— START Records shown —

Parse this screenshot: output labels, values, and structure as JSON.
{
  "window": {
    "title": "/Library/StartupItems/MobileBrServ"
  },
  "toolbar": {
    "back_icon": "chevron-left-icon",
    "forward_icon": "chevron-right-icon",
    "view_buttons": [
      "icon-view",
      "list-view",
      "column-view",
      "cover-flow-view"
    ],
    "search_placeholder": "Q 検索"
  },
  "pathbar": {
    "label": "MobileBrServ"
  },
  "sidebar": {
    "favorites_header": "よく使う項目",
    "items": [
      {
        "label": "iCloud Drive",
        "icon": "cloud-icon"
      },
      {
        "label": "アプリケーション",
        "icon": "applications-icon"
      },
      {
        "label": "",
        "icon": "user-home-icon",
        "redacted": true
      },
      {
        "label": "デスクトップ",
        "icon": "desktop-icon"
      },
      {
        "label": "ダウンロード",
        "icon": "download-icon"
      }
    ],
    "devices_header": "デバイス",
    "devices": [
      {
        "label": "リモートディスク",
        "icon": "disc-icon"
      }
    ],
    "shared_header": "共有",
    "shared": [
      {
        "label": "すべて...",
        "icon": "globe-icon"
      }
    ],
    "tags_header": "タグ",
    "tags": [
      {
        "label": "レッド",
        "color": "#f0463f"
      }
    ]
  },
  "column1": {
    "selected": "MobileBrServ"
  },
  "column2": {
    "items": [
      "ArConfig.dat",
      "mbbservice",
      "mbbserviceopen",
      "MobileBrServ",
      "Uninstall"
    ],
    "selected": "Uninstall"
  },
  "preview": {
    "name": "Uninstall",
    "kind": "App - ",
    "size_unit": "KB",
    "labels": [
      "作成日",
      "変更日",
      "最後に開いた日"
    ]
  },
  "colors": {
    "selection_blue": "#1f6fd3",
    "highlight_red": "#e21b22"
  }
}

— END Records shown —

**Set problem:** Tally the lines of the listing in which the word "icon" occurs, and state the total alone.

**Output of the task:** 10